Technical Deep Dive: How DigitalOcean and AMD Delivered a 2x Production Inference Performance Increase for Character.ai

Background: How Character.ai worked with DigitalOcean and AMD to optimize performance

Character.ai, a leading AI entertainment platform with about 20 million worldwide users, wanted to optimize GPU performance and achieve lower inference costs for its application, which requires low-latency performance at large scale. They approached DigitalOcean and AMD in order to achieve this goal. Working closely together, the Character.ai, AMD, and DigitalOcean teams optimized AMD Instinct™ MI300X and MI325X GPU platforms, resulting in a 2x production inference throughput. In optimized configurations, DigitalOcean delivered high request density per node while maintaining exceptional p90 responsiveness for initial token and sustained token generation throughput, outperforming prior deployments on generic, non-optimized GPU infrastructure.

These gains were achieved through platform-level optimizations, including clever parallelization strategies for large Mixture-of-Experts models, efficient FP8 execution paths, optimized kernels with AITER, topology-aware GPU allocation, and production-ready Kubernetes orchestration through DigitalOcean Kubernetes (DOKS). Together, these capabilities allowed Character.ai to scale inference predictably without increasing operational burden. In this post, we will explore the specific orchestration and tuning strategies that made these gains possible.

Technical deep dive overview

Character.ai leverages multiple models like Qwen, Mistral and more to power their applications. This document is focused on how we optimized the Qwen3-235B Instruct FP8 model on a cluster of DigitalOcean featuring AMD Instinct GPUs. This workload was migrated from a generic, non-optimized setup on other providers to AMD Instinct™ MI325X platform on DigitalOcean, and following the outlined optimizations we were able to achieve up to a 2x improvement in request throughput (QPS) under strict latency and concurrency constraints. The Character.ai team has a demanding workload, but with deep collaboration with the customer and AMD, we were able to achieve an outcome that exceeded Character.ai’s expectations and resulted in a multi-year, eight-figure annual agreement with DigitalOcean for GPU infrastructure.

The objective that we started with was to run the Qwen3-235B model to optimize a 5600 / 140 (ISL / OSL) workload on AMD Instinct™ GPUs. The primary goal was to maximize request throughput (QPS) per MI325X 8x GPU server while keeping the p90 first token latency (TTFT) and time per output token (TPOT) under a defined upper bound target. Once all the optimizations were done, we landed on ~2x QPS per 8x MI325X server compared to a generic setup on other providers.

We will discuss the optimizations in the following section, however, before we get deep into the technical weeds, it is worth defining a few terms used extensively in the sections below.

_REQUIRED TASK A_. In the article on Character.ai's inference performance, which model did the team optimize on the DigitalOcean cluster with AMD Instinct GPUs?

_DATASET RECORDS_.
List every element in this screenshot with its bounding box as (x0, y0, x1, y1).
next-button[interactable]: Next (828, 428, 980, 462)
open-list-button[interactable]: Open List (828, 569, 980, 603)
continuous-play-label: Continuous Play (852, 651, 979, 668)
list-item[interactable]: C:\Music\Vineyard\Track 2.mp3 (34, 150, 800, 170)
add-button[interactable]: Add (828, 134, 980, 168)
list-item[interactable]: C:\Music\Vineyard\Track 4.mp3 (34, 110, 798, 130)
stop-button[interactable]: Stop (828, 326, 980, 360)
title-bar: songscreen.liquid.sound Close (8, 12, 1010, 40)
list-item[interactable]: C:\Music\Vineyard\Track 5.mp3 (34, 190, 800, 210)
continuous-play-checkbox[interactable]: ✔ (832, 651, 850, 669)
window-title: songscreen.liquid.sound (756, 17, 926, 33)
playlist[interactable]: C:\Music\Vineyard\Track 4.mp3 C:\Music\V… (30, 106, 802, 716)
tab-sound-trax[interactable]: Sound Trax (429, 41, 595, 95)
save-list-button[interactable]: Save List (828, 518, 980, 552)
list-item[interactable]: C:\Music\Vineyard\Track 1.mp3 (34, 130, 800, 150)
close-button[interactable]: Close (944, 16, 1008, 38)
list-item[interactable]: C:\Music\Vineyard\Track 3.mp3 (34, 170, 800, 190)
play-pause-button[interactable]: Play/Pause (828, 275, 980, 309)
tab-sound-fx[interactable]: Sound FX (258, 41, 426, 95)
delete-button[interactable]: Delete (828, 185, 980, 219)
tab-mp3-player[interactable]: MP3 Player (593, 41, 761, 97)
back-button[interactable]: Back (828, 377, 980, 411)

_REQUIRED TASK B_. Copy out the listing that follows the article, reproducing every one of its lines without any change.

_FINAL ANSWER A_. The Qwen3-235B Instruct FP8 model.

_FINAL ANSWER B_.
List every element in this screenshot with its bounding box as (x0, y0, x1, y1).
next-button[interactable]: Next (828, 428, 980, 462)
open-list-button[interactable]: Open List (828, 569, 980, 603)
continuous-play-label: Continuous Play (852, 651, 979, 668)
list-item[interactable]: C:\Music\Vineyard\Track 2.mp3 (34, 150, 800, 170)
add-button[interactable]: Add (828, 134, 980, 168)
list-item[interactable]: C:\Music\Vineyard\Track 4.mp3 (34, 110, 798, 130)
stop-button[interactable]: Stop (828, 326, 980, 360)
title-bar: songscreen.liquid.sound Close (8, 12, 1010, 40)
list-item[interactable]: C:\Music\Vineyard\Track 5.mp3 (34, 190, 800, 210)
continuous-play-checkbox[interactable]: ✔ (832, 651, 850, 669)
window-title: songscreen.liquid.sound (756, 17, 926, 33)
playlist[interactable]: C:\Music\Vineyard\Track 4.mp3 C:\Music\V… (30, 106, 802, 716)
tab-sound-trax[interactable]: Sound Trax (429, 41, 595, 95)
save-list-button[interactable]: Save List (828, 518, 980, 552)
list-item[interactable]: C:\Music\Vineyard\Track 1.mp3 (34, 130, 800, 150)
close-button[interactable]: Close (944, 16, 1008, 38)
list-item[interactable]: C:\Music\Vineyard\Track 3.mp3 (34, 170, 800, 190)
play-pause-button[interactable]: Play/Pause (828, 275, 980, 309)
tab-sound-fx[interactable]: Sound FX (258, 41, 426, 95)
delete-button[interactable]: Delete (828, 185, 980, 219)
tab-mp3-player[interactable]: MP3 Player (593, 41, 761, 97)
back-button[interactable]: Back (828, 377, 980, 411)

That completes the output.